* Begin DATA SUPPLIED *
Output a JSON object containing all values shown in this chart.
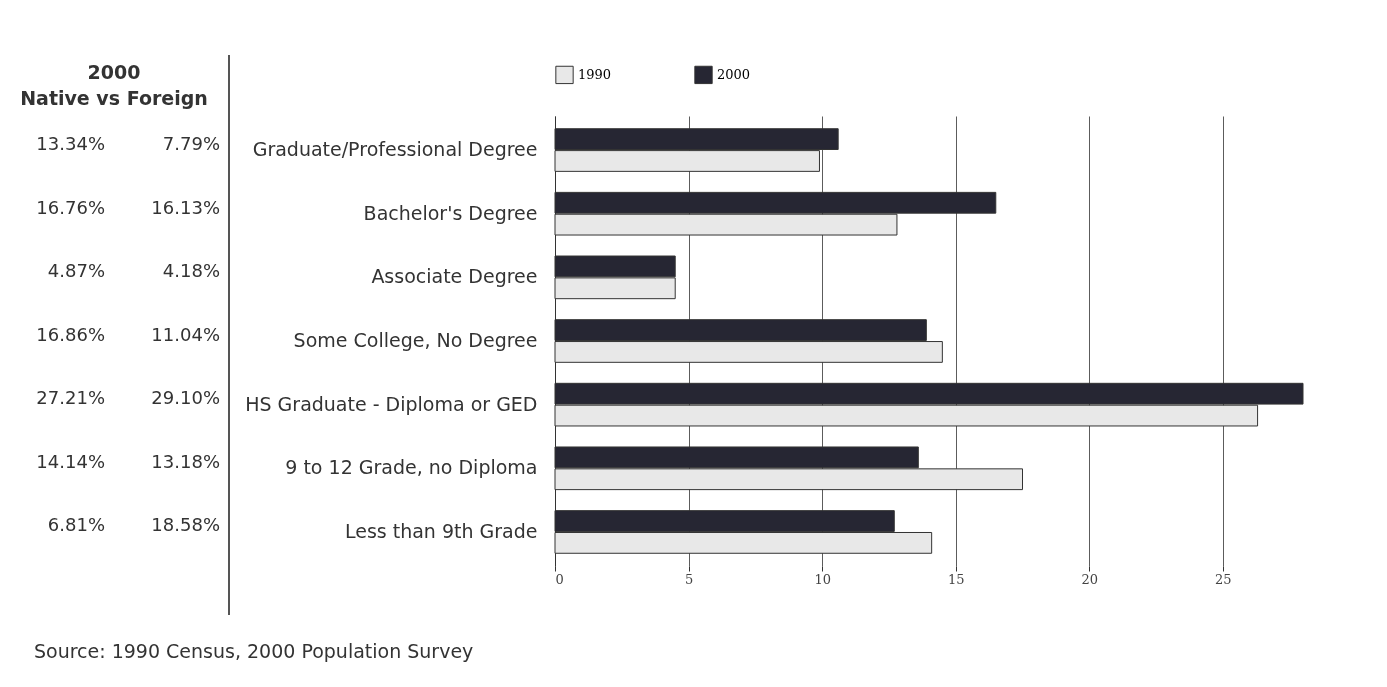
{
  "chart_data": [
    {
      "type": "other",
      "title": "2000",
      "subtitle": "Native vs Foreign",
      "annotations": [
        "13.34%",
        "7.79%",
        "16.76%",
        "16.13%",
        "4.87%",
        "4.18%",
        "16.86%",
        "11.04%",
        "27.21%",
        "29.10%",
        "14.14%",
        "13.18%",
        "6.81%",
        "18.58%"
      ]
    },
    {
      "type": "bar",
      "orientation": "horizontal",
      "categories": [
        "Graduate/Professional Degree",
        "Bachelor's Degree",
        "Associate Degree",
        "Some College, No Degree",
        "HS Graduate - Diploma or GED",
        "9 to 12 Grade, no Diploma",
        "Less than 9th Grade"
      ],
      "series": [
        {
          "name": "1990",
          "color": "#e8e8e8",
          "values": [
            9.9,
            12.8,
            4.5,
            14.5,
            26.3,
            17.5,
            14.1
          ]
        },
        {
          "name": "2000",
          "color": "#262633",
          "values": [
            10.6,
            16.5,
            4.5,
            13.9,
            28,
            13.6,
            12.7
          ]
        }
      ],
      "xlim": [
        0,
        28
      ],
      "xticks": [
        0,
        5,
        10,
        15,
        20,
        25
      ],
      "grid": "x",
      "legend": "top",
      "annotations": [
        "Source: 1990 Census, 2000 Population Survey"
      ]
    }
  ]
}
* End DATA SUPPLIED *
Print out the whole of the material word for word, without pictures.

Output a JSON object containing all values shown in this chart.
{
  "chart_data": [
    {
      "type": "other",
      "title": "2000",
      "subtitle": "Native vs Foreign",
      "annotations": [
        "13.34%",
        "7.79%",
        "16.76%",
        "16.13%",
        "4.87%",
        "4.18%",
        "16.86%",
        "11.04%",
        "27.21%",
        "29.10%",
        "14.14%",
        "13.18%",
        "6.81%",
        "18.58%"
      ]
    },
    {
      "type": "bar",
      "orientation": "horizontal",
      "categories": [
        "Graduate/Professional Degree",
        "Bachelor's Degree",
        "Associate Degree",
        "Some College, No Degree",
        "HS Graduate - Diploma or GED",
        "9 to 12 Grade, no Diploma",
        "Less than 9th Grade"
      ],
      "series": [
        {
          "name": "1990",
          "color": "#e8e8e8",
          "values": [
            9.9,
            12.8,
            4.5,
            14.5,
            26.3,
            17.5,
            14.1
          ]
        },
        {
          "name": "2000",
          "color": "#262633",
          "values": [
            10.6,
            16.5,
            4.5,
            13.9,
            28,
            13.6,
            12.7
          ]
        }
      ],
      "xlim": [
        0,
        28
      ],
      "xticks": [
        0,
        5,
        10,
        15,
        20,
        25
      ],
      "grid": "x",
      "legend": "top",
      "annotations": [
        "Source: 1990 Census, 2000 Population Survey"
      ]
    }
  ]
}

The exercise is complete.